>> begin

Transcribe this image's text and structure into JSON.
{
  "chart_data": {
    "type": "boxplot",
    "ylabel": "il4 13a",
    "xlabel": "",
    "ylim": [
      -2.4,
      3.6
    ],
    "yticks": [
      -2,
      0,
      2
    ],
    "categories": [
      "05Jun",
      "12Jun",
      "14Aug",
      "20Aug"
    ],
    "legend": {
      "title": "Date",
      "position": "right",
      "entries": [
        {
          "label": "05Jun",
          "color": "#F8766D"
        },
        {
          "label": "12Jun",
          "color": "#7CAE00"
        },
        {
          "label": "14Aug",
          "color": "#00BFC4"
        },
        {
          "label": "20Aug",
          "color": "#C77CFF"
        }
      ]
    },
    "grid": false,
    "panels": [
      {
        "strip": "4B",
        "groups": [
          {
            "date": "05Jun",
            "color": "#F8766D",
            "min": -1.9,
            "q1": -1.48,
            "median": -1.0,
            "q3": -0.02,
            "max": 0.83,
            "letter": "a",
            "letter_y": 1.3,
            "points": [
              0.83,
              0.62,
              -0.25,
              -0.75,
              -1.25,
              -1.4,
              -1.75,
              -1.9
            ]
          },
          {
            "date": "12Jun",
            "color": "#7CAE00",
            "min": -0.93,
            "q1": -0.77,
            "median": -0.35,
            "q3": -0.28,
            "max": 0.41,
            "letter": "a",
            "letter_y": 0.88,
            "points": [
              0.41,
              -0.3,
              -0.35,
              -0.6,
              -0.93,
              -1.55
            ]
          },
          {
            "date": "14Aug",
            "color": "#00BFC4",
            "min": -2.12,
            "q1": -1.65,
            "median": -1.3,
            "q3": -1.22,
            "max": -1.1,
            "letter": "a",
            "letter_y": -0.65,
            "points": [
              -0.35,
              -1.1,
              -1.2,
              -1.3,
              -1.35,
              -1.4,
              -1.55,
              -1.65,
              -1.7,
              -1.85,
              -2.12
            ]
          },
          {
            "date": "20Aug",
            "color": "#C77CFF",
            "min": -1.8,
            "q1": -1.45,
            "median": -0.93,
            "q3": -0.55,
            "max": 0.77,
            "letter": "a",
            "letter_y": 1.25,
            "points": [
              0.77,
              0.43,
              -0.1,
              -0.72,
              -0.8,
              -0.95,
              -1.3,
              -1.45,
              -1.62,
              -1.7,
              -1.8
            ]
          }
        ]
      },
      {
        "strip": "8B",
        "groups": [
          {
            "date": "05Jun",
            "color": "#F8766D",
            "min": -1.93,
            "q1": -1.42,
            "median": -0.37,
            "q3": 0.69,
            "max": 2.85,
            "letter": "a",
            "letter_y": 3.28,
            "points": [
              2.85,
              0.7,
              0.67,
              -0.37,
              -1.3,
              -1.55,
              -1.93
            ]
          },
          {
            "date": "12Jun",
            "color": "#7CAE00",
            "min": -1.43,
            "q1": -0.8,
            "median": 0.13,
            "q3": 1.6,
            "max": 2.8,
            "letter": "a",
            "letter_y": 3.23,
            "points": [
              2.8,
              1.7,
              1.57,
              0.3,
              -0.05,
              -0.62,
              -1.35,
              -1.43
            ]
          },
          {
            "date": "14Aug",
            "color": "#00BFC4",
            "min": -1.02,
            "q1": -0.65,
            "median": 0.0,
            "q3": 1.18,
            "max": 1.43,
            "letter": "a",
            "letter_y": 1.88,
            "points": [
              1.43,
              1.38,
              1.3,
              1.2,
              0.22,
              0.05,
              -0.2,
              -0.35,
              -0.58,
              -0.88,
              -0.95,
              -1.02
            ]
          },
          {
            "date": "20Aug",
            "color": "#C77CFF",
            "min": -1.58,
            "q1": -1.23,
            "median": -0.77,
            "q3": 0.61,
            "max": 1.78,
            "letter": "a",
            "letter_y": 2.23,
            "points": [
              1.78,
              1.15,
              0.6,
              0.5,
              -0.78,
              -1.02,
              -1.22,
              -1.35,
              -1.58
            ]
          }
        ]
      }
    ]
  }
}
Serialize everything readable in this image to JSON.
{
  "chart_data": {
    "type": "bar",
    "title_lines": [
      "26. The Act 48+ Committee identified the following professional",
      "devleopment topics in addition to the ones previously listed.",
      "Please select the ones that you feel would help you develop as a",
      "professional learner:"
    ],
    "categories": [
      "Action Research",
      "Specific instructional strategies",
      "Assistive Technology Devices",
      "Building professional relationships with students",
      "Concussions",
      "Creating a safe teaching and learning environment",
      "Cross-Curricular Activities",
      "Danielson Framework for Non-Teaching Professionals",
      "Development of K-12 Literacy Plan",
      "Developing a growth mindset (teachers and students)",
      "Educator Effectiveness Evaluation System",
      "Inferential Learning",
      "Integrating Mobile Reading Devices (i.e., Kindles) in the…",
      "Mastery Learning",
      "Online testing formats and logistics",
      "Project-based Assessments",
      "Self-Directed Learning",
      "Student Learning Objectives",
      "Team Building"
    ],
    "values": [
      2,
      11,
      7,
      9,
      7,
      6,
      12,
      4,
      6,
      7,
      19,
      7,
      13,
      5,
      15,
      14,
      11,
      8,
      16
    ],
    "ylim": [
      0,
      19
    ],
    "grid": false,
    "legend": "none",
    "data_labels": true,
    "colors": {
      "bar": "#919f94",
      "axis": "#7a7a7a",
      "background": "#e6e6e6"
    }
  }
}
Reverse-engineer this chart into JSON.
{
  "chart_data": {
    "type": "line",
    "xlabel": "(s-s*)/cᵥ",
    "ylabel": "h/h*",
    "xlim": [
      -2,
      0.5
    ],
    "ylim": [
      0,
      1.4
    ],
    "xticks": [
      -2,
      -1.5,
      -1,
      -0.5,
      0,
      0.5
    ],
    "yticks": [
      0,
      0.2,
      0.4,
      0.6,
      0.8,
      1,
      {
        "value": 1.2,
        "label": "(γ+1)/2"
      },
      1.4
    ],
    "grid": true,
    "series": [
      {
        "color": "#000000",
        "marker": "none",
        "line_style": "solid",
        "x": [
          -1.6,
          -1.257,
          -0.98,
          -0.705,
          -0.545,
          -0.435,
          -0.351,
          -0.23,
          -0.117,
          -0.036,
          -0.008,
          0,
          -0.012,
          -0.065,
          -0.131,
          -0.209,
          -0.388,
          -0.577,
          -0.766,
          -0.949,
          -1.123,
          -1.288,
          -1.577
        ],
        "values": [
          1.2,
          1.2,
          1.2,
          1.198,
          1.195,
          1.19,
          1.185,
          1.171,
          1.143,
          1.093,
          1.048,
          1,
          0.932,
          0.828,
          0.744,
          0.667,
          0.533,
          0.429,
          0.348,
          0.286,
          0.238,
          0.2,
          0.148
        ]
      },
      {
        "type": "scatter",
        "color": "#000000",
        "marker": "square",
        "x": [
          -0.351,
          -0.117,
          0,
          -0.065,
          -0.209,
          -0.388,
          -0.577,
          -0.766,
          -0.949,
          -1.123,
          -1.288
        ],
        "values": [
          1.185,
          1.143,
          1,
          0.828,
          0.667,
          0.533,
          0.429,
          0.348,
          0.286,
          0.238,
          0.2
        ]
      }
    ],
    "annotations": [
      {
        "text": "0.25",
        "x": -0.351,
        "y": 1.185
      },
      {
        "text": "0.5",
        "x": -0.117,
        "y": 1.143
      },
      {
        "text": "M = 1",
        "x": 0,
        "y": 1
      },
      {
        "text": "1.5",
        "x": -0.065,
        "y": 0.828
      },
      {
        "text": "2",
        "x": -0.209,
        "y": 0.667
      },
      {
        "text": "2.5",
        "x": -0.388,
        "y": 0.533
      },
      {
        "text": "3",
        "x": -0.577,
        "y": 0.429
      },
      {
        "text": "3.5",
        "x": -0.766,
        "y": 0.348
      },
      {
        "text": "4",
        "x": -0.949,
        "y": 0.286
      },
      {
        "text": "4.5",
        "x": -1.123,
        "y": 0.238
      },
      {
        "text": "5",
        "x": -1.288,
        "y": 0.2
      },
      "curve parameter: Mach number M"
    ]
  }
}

>> end

EXERCISE INSTRUCTIONS: Return a copy of every line that includes the word "Devices".

RESPONSE TO THE TASK:
      "Assistive Technology Devices",
      "Integrating Mobile Reading Devices (i.e., Kindles) in the…",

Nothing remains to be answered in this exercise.